## Prompt:
Count how many lines of the material below have the word "xlabel" and give only the number.

## Data listing:
_ _ _
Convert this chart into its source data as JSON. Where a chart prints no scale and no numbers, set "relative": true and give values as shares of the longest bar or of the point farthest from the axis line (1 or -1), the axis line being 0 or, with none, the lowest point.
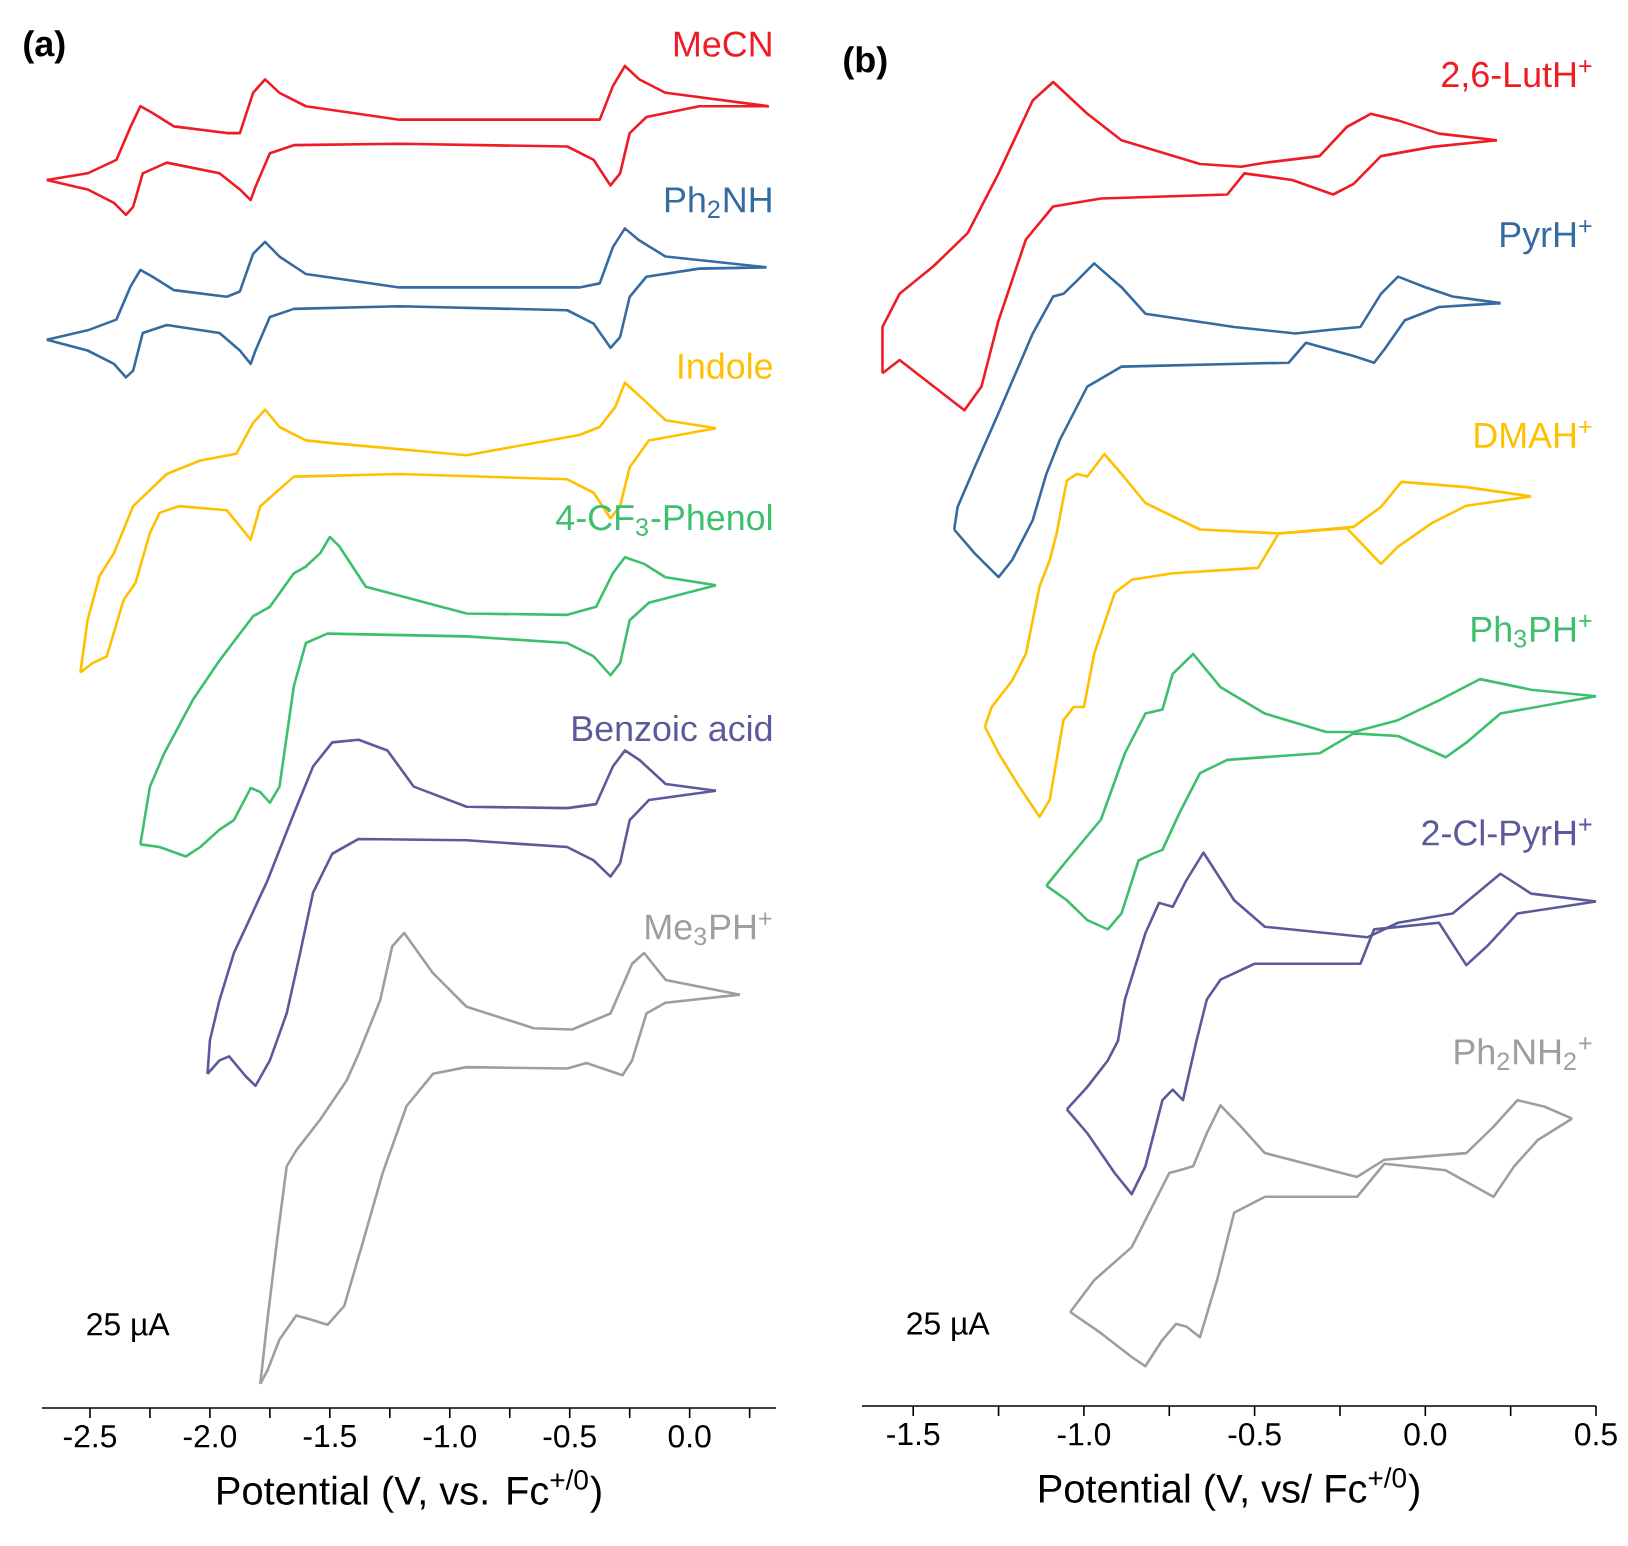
{
  "chart_data": [
    {
      "type": "line",
      "title": "(a)",
      "xlabel": "Potential (V, vs. Fc$^{+/0}$)",
      "relative": true,
      "annotations": [
        "25 µA"
      ],
      "xlim": [
        -2.7,
        0.36
      ],
      "xticks": [
        {
          "value": -2.5,
          "label": "-2.5"
        },
        {
          "value": -2.25,
          "label": null
        },
        {
          "value": -2.0,
          "label": "-2.0"
        },
        {
          "value": -1.75,
          "label": null
        },
        {
          "value": -1.5,
          "label": "-1.5"
        },
        {
          "value": -1.25,
          "label": null
        },
        {
          "value": -1.0,
          "label": "-1.0"
        },
        {
          "value": -0.75,
          "label": null
        },
        {
          "value": -0.5,
          "label": "-0.5"
        },
        {
          "value": -0.25,
          "label": null
        },
        {
          "value": 0.0,
          "label": "0.0"
        },
        {
          "value": 0.25,
          "label": null
        }
      ],
      "series": [
        {
          "name": "MeCN",
          "color": "#ee1c25",
          "x": [
            -2.68,
            -2.51,
            -2.39,
            -2.33,
            -2.29,
            -2.24,
            -2.15,
            -1.93,
            -1.875,
            -1.82,
            -1.77,
            -1.71,
            -1.6,
            -1.21,
            -0.46,
            -0.375,
            -0.32,
            -0.27,
            -0.21,
            -0.1,
            0.33
          ],
          "values": [
            0.915,
            0.92,
            0.93,
            0.955,
            0.97,
            0.965,
            0.955,
            0.95,
            0.95,
            0.98,
            0.99,
            0.98,
            0.97,
            0.96,
            0.96,
            0.96,
            0.985,
            1.0,
            0.99,
            0.98,
            0.97
          ]
        },
        {
          "color": "#ee1c25",
          "x": [
            -2.68,
            -2.51,
            -2.4,
            -2.35,
            -2.32,
            -2.28,
            -2.18,
            -1.96,
            -1.875,
            -1.83,
            -1.81,
            -1.75,
            -1.65,
            -1.21,
            -0.51,
            -0.4,
            -0.33,
            -0.29,
            -0.25,
            -0.18,
            0.04,
            0.33
          ],
          "values": [
            0.915,
            0.908,
            0.898,
            0.889,
            0.895,
            0.92,
            0.928,
            0.92,
            0.908,
            0.9,
            0.91,
            0.935,
            0.941,
            0.942,
            0.94,
            0.93,
            0.911,
            0.92,
            0.95,
            0.962,
            0.97,
            0.97
          ]
        },
        {
          "name": "Ph$_{2}$NH",
          "color": "#356ba0",
          "x": [
            -2.68,
            -2.51,
            -2.39,
            -2.33,
            -2.29,
            -2.24,
            -2.15,
            -1.93,
            -1.875,
            -1.82,
            -1.77,
            -1.71,
            -1.6,
            -1.21,
            -0.46,
            -0.375,
            -0.32,
            -0.27,
            -0.21,
            -0.1,
            0.32
          ],
          "values": [
            0.796,
            0.803,
            0.811,
            0.836,
            0.848,
            0.843,
            0.833,
            0.828,
            0.832,
            0.86,
            0.869,
            0.858,
            0.845,
            0.835,
            0.835,
            0.838,
            0.865,
            0.879,
            0.87,
            0.858,
            0.85
          ]
        },
        {
          "color": "#356ba0",
          "x": [
            -2.68,
            -2.51,
            -2.4,
            -2.35,
            -2.32,
            -2.28,
            -2.18,
            -1.96,
            -1.875,
            -1.83,
            -1.81,
            -1.75,
            -1.65,
            -1.21,
            -0.51,
            -0.4,
            -0.33,
            -0.29,
            -0.25,
            -0.18,
            0.04,
            0.32
          ],
          "values": [
            0.796,
            0.788,
            0.778,
            0.768,
            0.773,
            0.801,
            0.807,
            0.801,
            0.788,
            0.778,
            0.788,
            0.813,
            0.819,
            0.821,
            0.818,
            0.808,
            0.79,
            0.798,
            0.828,
            0.843,
            0.849,
            0.85
          ]
        },
        {
          "name": "Indole",
          "color": "#ffc000",
          "x": [
            -2.54,
            -2.51,
            -2.46,
            -2.4,
            -2.32,
            -2.18,
            -2.04,
            -1.89,
            -1.82,
            -1.77,
            -1.71,
            -1.6,
            -1.49,
            -0.93,
            -0.46,
            -0.375,
            -0.31,
            -0.27,
            -0.19,
            -0.1,
            0.11
          ],
          "values": [
            0.548,
            0.587,
            0.62,
            0.637,
            0.672,
            0.696,
            0.706,
            0.711,
            0.734,
            0.744,
            0.731,
            0.721,
            0.719,
            0.71,
            0.725,
            0.731,
            0.746,
            0.764,
            0.751,
            0.736,
            0.73
          ]
        },
        {
          "color": "#ffc000",
          "x": [
            -2.54,
            -2.49,
            -2.43,
            -2.36,
            -2.31,
            -2.25,
            -2.21,
            -2.13,
            -1.93,
            -1.875,
            -1.83,
            -1.79,
            -1.65,
            -1.21,
            -0.51,
            -0.4,
            -0.33,
            -0.29,
            -0.25,
            -0.17,
            0.11
          ],
          "values": [
            0.548,
            0.555,
            0.56,
            0.602,
            0.615,
            0.652,
            0.667,
            0.672,
            0.669,
            0.657,
            0.647,
            0.672,
            0.694,
            0.696,
            0.692,
            0.682,
            0.663,
            0.672,
            0.701,
            0.721,
            0.73
          ]
        },
        {
          "name": "4-CF$_{3}$-Phenol",
          "color": "#3dbf6e",
          "x": [
            -2.29,
            -2.25,
            -2.19,
            -2.07,
            -1.96,
            -1.82,
            -1.75,
            -1.65,
            -1.6,
            -1.54,
            -1.5,
            -1.46,
            -1.35,
            -0.93,
            -0.51,
            -0.39,
            -0.32,
            -0.27,
            -0.19,
            -0.1,
            0.11
          ],
          "values": [
            0.42,
            0.463,
            0.488,
            0.528,
            0.557,
            0.59,
            0.597,
            0.622,
            0.627,
            0.637,
            0.649,
            0.642,
            0.612,
            0.592,
            0.591,
            0.597,
            0.622,
            0.634,
            0.629,
            0.619,
            0.613
          ]
        },
        {
          "color": "#3dbf6e",
          "x": [
            -2.29,
            -2.21,
            -2.1,
            -2.04,
            -1.96,
            -1.9,
            -1.83,
            -1.79,
            -1.75,
            -1.71,
            -1.65,
            -1.6,
            -1.51,
            -0.93,
            -0.51,
            -0.4,
            -0.33,
            -0.29,
            -0.25,
            -0.17,
            0.11
          ],
          "values": [
            0.42,
            0.418,
            0.411,
            0.418,
            0.431,
            0.438,
            0.462,
            0.459,
            0.451,
            0.463,
            0.538,
            0.57,
            0.577,
            0.575,
            0.57,
            0.56,
            0.546,
            0.555,
            0.587,
            0.6,
            0.613
          ]
        },
        {
          "name": "Benzoic acid",
          "color": "#5b5b9b",
          "x": [
            -2.01,
            -2.0,
            -1.96,
            -1.9,
            -1.76,
            -1.65,
            -1.57,
            -1.49,
            -1.38,
            -1.26,
            -1.15,
            -0.93,
            -0.51,
            -0.39,
            -0.32,
            -0.27,
            -0.21,
            -0.1,
            0.11
          ],
          "values": [
            0.249,
            0.274,
            0.304,
            0.339,
            0.393,
            0.443,
            0.478,
            0.496,
            0.498,
            0.49,
            0.463,
            0.448,
            0.447,
            0.45,
            0.478,
            0.49,
            0.483,
            0.465,
            0.46
          ]
        },
        {
          "color": "#5b5b9b",
          "x": [
            -2.01,
            -1.96,
            -1.92,
            -1.85,
            -1.81,
            -1.75,
            -1.68,
            -1.63,
            -1.57,
            -1.49,
            -1.38,
            -0.93,
            -0.51,
            -0.4,
            -0.33,
            -0.29,
            -0.25,
            -0.17,
            0.11
          ],
          "values": [
            0.249,
            0.259,
            0.262,
            0.247,
            0.24,
            0.259,
            0.294,
            0.334,
            0.384,
            0.413,
            0.424,
            0.423,
            0.418,
            0.408,
            0.396,
            0.406,
            0.438,
            0.453,
            0.46
          ]
        },
        {
          "name": "Me$_{3}$PH$^{+}$",
          "color": "#9e9e9e",
          "x": [
            -1.79,
            -1.76,
            -1.72,
            -1.68,
            -1.64,
            -1.54,
            -1.43,
            -1.38,
            -1.29,
            -1.24,
            -1.19,
            -1.07,
            -0.93,
            -0.65,
            -0.49,
            -0.33,
            -0.24,
            -0.19,
            -0.1,
            0.21
          ],
          "values": [
            0.018,
            0.066,
            0.125,
            0.18,
            0.192,
            0.215,
            0.244,
            0.264,
            0.304,
            0.344,
            0.354,
            0.324,
            0.299,
            0.283,
            0.282,
            0.294,
            0.331,
            0.339,
            0.319,
            0.308
          ]
        },
        {
          "color": "#9e9e9e",
          "x": [
            -1.79,
            -1.76,
            -1.71,
            -1.64,
            -1.58,
            -1.51,
            -1.44,
            -1.36,
            -1.28,
            -1.18,
            -1.07,
            -0.93,
            -0.51,
            -0.43,
            -0.28,
            -0.24,
            -0.18,
            -0.1,
            0.21
          ],
          "values": [
            0.018,
            0.028,
            0.051,
            0.069,
            0.066,
            0.062,
            0.076,
            0.125,
            0.175,
            0.225,
            0.249,
            0.254,
            0.253,
            0.257,
            0.248,
            0.259,
            0.294,
            0.302,
            0.308
          ]
        }
      ]
    },
    {
      "type": "line",
      "title": "(b)",
      "xlabel": "Potential (V, vs/ Fc$^{+/0}$)",
      "relative": true,
      "annotations": [
        "25 µA"
      ],
      "xlim": [
        -1.65,
        0.5
      ],
      "xticks": [
        {
          "value": -1.5,
          "label": "-1.5"
        },
        {
          "value": -1.25,
          "label": null
        },
        {
          "value": -1.0,
          "label": "-1.0"
        },
        {
          "value": -0.75,
          "label": null
        },
        {
          "value": -0.5,
          "label": "-0.5"
        },
        {
          "value": -0.25,
          "label": null
        },
        {
          "value": 0.0,
          "label": "0.0"
        },
        {
          "value": 0.25,
          "label": null
        },
        0.5
      ],
      "series": [
        {
          "name": "2,6-LutH$^{+}$",
          "color": "#ee1c25",
          "x": [
            -1.59,
            -1.59,
            -1.54,
            -1.44,
            -1.34,
            -1.25,
            -1.15,
            -1.09,
            -0.99,
            -0.89,
            -0.66,
            -0.54,
            -0.47,
            -0.31,
            -0.23,
            -0.16,
            -0.08,
            0.04,
            0.21
          ],
          "values": [
            0.78,
            0.815,
            0.84,
            0.861,
            0.886,
            0.931,
            0.986,
            1.0,
            0.976,
            0.956,
            0.938,
            0.936,
            0.939,
            0.944,
            0.966,
            0.976,
            0.971,
            0.961,
            0.956
          ]
        },
        {
          "color": "#ee1c25",
          "x": [
            -1.59,
            -1.54,
            -1.44,
            -1.35,
            -1.3,
            -1.25,
            -1.17,
            -1.09,
            -0.95,
            -0.58,
            -0.53,
            -0.39,
            -0.27,
            -0.21,
            -0.13,
            0.02,
            0.21
          ],
          "values": [
            0.78,
            0.79,
            0.77,
            0.752,
            0.77,
            0.82,
            0.881,
            0.906,
            0.912,
            0.915,
            0.931,
            0.926,
            0.915,
            0.923,
            0.944,
            0.951,
            0.956
          ]
        },
        {
          "name": "PyrH$^{+}$",
          "color": "#356ba0",
          "x": [
            -1.38,
            -1.37,
            -1.32,
            -1.25,
            -1.15,
            -1.09,
            -1.06,
            -1.02,
            -0.97,
            -0.89,
            -0.82,
            -0.56,
            -0.38,
            -0.27,
            -0.19,
            -0.13,
            -0.08,
            0.0,
            0.08,
            0.22
          ],
          "values": [
            0.662,
            0.679,
            0.709,
            0.75,
            0.81,
            0.838,
            0.84,
            0.85,
            0.863,
            0.845,
            0.825,
            0.815,
            0.81,
            0.813,
            0.815,
            0.84,
            0.853,
            0.845,
            0.838,
            0.833
          ]
        },
        {
          "color": "#356ba0",
          "x": [
            -1.38,
            -1.32,
            -1.25,
            -1.21,
            -1.15,
            -1.11,
            -1.07,
            -0.99,
            -0.89,
            -0.4,
            -0.35,
            -0.21,
            -0.15,
            -0.12,
            -0.06,
            0.04,
            0.22
          ],
          "values": [
            0.662,
            0.644,
            0.626,
            0.639,
            0.669,
            0.704,
            0.73,
            0.77,
            0.785,
            0.788,
            0.803,
            0.793,
            0.788,
            0.798,
            0.82,
            0.83,
            0.833
          ]
        },
        {
          "name": "DMAH$^{+}$",
          "color": "#ffc000",
          "x": [
            -1.29,
            -1.27,
            -1.21,
            -1.17,
            -1.13,
            -1.1,
            -1.08,
            -1.05,
            -1.02,
            -0.99,
            -0.94,
            -0.89,
            -0.82,
            -0.66,
            -0.43,
            -0.21,
            -0.13,
            -0.07,
            0.12,
            0.31
          ],
          "values": [
            0.513,
            0.528,
            0.548,
            0.568,
            0.619,
            0.639,
            0.659,
            0.699,
            0.704,
            0.702,
            0.719,
            0.704,
            0.682,
            0.662,
            0.659,
            0.664,
            0.679,
            0.698,
            0.694,
            0.687
          ]
        },
        {
          "color": "#ffc000",
          "x": [
            -1.29,
            -1.25,
            -1.19,
            -1.13,
            -1.1,
            -1.06,
            -1.03,
            -1.0,
            -0.97,
            -0.91,
            -0.86,
            -0.74,
            -0.49,
            -0.43,
            -0.23,
            -0.13,
            -0.08,
            0.02,
            0.12,
            0.31
          ],
          "values": [
            0.513,
            0.493,
            0.468,
            0.445,
            0.458,
            0.518,
            0.528,
            0.528,
            0.568,
            0.614,
            0.624,
            0.629,
            0.633,
            0.659,
            0.663,
            0.636,
            0.649,
            0.667,
            0.68,
            0.687
          ]
        },
        {
          "name": "Ph$_{3}$PH$^{+}$",
          "color": "#3dbf6e",
          "x": [
            -1.11,
            -1.05,
            -0.95,
            -0.88,
            -0.82,
            -0.77,
            -0.74,
            -0.68,
            -0.6,
            -0.47,
            -0.29,
            -0.21,
            -0.08,
            0.04,
            0.16,
            0.31,
            0.5
          ],
          "values": [
            0.393,
            0.412,
            0.443,
            0.493,
            0.523,
            0.526,
            0.553,
            0.568,
            0.543,
            0.523,
            0.509,
            0.509,
            0.518,
            0.533,
            0.549,
            0.541,
            0.536
          ]
        },
        {
          "color": "#3dbf6e",
          "x": [
            -1.11,
            -1.05,
            -0.99,
            -0.93,
            -0.89,
            -0.84,
            -0.8,
            -0.77,
            -0.72,
            -0.66,
            -0.58,
            -0.31,
            -0.21,
            -0.08,
            0.06,
            0.12,
            0.22,
            0.5
          ],
          "values": [
            0.393,
            0.382,
            0.367,
            0.36,
            0.372,
            0.412,
            0.417,
            0.42,
            0.448,
            0.478,
            0.488,
            0.493,
            0.508,
            0.506,
            0.49,
            0.501,
            0.523,
            0.536
          ]
        },
        {
          "name": "2-Cl-PyrH$^{+}$",
          "color": "#5b5b9b",
          "x": [
            -1.05,
            -0.99,
            -0.93,
            -0.9,
            -0.88,
            -0.82,
            -0.78,
            -0.74,
            -0.7,
            -0.65,
            -0.56,
            -0.47,
            -0.17,
            -0.08,
            0.08,
            0.22,
            0.31,
            0.5
          ],
          "values": [
            0.224,
            0.241,
            0.261,
            0.276,
            0.307,
            0.357,
            0.38,
            0.377,
            0.397,
            0.418,
            0.382,
            0.362,
            0.354,
            0.365,
            0.372,
            0.402,
            0.387,
            0.381
          ]
        },
        {
          "color": "#5b5b9b",
          "x": [
            -1.05,
            -0.99,
            -0.91,
            -0.86,
            -0.82,
            -0.77,
            -0.74,
            -0.71,
            -0.67,
            -0.64,
            -0.6,
            -0.5,
            -0.19,
            -0.15,
            0.04,
            0.12,
            0.18,
            0.27,
            0.5
          ],
          "values": [
            0.224,
            0.206,
            0.176,
            0.16,
            0.181,
            0.231,
            0.239,
            0.231,
            0.276,
            0.307,
            0.322,
            0.334,
            0.334,
            0.36,
            0.365,
            0.333,
            0.347,
            0.372,
            0.381
          ]
        },
        {
          "name": "Ph$_{2}$NH$_{2}$$^{+}$",
          "color": "#9e9e9e",
          "x": [
            -1.04,
            -0.97,
            -0.86,
            -0.75,
            -0.72,
            -0.68,
            -0.64,
            -0.6,
            -0.54,
            -0.47,
            -0.2,
            -0.12,
            0.12,
            0.2,
            0.27,
            0.35,
            0.43
          ],
          "values": [
            0.071,
            0.095,
            0.12,
            0.176,
            0.178,
            0.181,
            0.206,
            0.227,
            0.211,
            0.191,
            0.173,
            0.186,
            0.191,
            0.211,
            0.231,
            0.226,
            0.217
          ]
        },
        {
          "color": "#9e9e9e",
          "x": [
            -1.04,
            -0.95,
            -0.86,
            -0.82,
            -0.77,
            -0.73,
            -0.7,
            -0.66,
            -0.61,
            -0.56,
            -0.47,
            -0.2,
            -0.12,
            0.06,
            0.2,
            0.26,
            0.33,
            0.43
          ],
          "values": [
            0.071,
            0.055,
            0.037,
            0.03,
            0.05,
            0.062,
            0.06,
            0.052,
            0.095,
            0.146,
            0.158,
            0.158,
            0.183,
            0.178,
            0.158,
            0.181,
            0.201,
            0.217
          ]
        }
      ]
    }
  ]
}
_ _ _
## Right answer:
2